▶ **TEXT SHOWN**
************

Choosing the Right Crape Myrtle for Your Landscape
Follow these tips to help you choose the right crape myrtle varieties for your yard and learn how to care for them.
Crape myrtles are wildly popular in the South for good reason. They bloom in the summer, when there are few other trees and shrubs providing that service. The larger varieties grow rather quickly, providing a bit of shade in addition to the seasonal color.
Whether you spell it crape or crepe (keep in mind that the Crape Myrtle Society of America uses the "a"), or play it safe with the universal Latin name Lagerstroemia, the versatile shrubs and trees are sturdy backbone plants that provide both lush summer flowers and striking winter texture; many have intense orange, yellow, or red fall colors as well.
What makes crape myrtles so irresistible are the spectacular late spring, summer and fall flowers. The super frilly, crepe-like individual flowers of white, pink, lavender or deep red — and even some bi-colors — are arranged at the ends of twigs in either small loose clusters or tight, heavy football-size panicles, and appear all season on new growth.
After flowers fall, small round seedballs form, which can be left on or cut off to stimulate a strong flush of new flowering growth.
While there are a handful of insect pests that feed on crape myrtle, the plant itself is very resilient and generally blooms unfazed by this annoyance. Overall they are quite simple to grow and very rewarding with color, shade and architecture for the landscape.
As time goes by and newer, more cold-hardy varieties become available, they will continue to spread into cooler zones. If you are considering adding a crape myrtle to your landscape, it is important to understand how to make a good buying decision.

************

[A run of records]
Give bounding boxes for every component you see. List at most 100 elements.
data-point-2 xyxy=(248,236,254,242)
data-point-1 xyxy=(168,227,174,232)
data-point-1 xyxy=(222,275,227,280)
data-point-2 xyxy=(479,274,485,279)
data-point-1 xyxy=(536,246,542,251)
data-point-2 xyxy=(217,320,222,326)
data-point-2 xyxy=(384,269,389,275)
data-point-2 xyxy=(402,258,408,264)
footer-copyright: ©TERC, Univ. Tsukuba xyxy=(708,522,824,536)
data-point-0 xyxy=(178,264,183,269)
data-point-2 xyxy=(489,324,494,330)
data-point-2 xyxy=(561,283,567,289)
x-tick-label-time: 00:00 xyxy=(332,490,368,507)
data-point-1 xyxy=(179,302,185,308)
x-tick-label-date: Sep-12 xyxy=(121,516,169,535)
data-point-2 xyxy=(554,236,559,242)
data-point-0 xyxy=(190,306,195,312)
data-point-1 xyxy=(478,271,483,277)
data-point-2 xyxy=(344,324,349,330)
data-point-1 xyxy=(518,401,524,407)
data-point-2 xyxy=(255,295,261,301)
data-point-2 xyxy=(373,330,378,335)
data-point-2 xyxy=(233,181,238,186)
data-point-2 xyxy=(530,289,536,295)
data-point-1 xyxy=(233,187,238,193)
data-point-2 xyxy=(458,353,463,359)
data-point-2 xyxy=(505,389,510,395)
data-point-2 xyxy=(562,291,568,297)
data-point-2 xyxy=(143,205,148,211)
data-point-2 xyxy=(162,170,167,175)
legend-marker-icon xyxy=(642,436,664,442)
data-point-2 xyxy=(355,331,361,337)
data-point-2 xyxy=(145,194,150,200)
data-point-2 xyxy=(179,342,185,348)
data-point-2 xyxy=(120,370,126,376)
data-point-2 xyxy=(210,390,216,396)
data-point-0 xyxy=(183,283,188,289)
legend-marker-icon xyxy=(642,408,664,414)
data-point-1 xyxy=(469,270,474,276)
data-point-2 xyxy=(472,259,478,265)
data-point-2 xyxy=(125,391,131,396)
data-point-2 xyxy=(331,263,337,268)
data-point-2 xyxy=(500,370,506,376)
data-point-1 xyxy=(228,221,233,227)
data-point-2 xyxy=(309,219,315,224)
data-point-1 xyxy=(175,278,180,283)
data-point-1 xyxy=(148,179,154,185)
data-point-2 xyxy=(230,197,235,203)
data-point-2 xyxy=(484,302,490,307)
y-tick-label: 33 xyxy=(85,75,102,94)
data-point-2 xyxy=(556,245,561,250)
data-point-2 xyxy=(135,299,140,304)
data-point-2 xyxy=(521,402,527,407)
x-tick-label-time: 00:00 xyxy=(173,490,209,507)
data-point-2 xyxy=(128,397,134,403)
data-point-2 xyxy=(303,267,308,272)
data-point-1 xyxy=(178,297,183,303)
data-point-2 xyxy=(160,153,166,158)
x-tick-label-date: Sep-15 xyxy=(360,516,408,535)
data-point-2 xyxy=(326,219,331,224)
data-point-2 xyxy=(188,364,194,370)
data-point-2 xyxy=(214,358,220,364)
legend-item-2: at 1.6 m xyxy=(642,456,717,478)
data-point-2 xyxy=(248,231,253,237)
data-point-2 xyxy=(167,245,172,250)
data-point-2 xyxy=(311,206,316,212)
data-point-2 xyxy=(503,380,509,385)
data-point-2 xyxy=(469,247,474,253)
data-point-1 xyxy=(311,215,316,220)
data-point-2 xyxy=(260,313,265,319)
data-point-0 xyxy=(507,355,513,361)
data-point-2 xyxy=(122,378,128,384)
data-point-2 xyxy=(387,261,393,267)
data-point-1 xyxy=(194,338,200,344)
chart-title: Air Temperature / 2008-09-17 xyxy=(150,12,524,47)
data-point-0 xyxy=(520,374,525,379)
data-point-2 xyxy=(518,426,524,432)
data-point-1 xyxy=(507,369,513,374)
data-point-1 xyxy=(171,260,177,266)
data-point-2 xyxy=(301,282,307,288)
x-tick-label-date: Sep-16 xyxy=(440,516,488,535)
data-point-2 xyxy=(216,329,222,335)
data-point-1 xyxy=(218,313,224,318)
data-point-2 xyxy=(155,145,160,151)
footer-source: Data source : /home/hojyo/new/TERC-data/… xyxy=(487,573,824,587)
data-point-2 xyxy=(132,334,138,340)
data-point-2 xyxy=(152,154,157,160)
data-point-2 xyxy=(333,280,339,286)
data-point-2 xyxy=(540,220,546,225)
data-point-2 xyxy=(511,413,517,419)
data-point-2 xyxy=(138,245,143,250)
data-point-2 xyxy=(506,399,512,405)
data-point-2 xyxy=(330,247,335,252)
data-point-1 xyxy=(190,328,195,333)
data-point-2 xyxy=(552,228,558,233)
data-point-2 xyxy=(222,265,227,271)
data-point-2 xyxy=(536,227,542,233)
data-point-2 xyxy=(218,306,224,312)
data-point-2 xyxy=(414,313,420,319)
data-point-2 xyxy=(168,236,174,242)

************

▶ **WHAT TO DO**
[1] In the crape myrtle article, which spelling does the Crape Myrtle Society of America use?
[2] Extend the crape myrtle article past its final sentence.
The listing has no connection to the crape myrtle article.

▶ **RESULTS**
[1] Crape, with an "a."

[2]
Planting Crape Myrtle
All crape myrtles are sun lovers, generally cold hardy in Zones 7-10, although there are some that will work in Zone 6 as well. They are extremely heat-tolerant and quite drought-tolerant once established.
Plant them in full sun, amending the soil with soil conditioner to provide a moist and well drained situation that will allow for quick root expansion during the establishment period. A starter fertilizer will help as well. Water deeply once or twice a week during hot weather through the first growing season.
Crape Myrtle Pruning
Severe yearly pruning can create gnarly, knuckle-like scars over time. This may be fine when the tree is clothed in foliage but does nothing for the winter landscape. To avoid pruning too often, choose a suitably sized variety to add to your landscape.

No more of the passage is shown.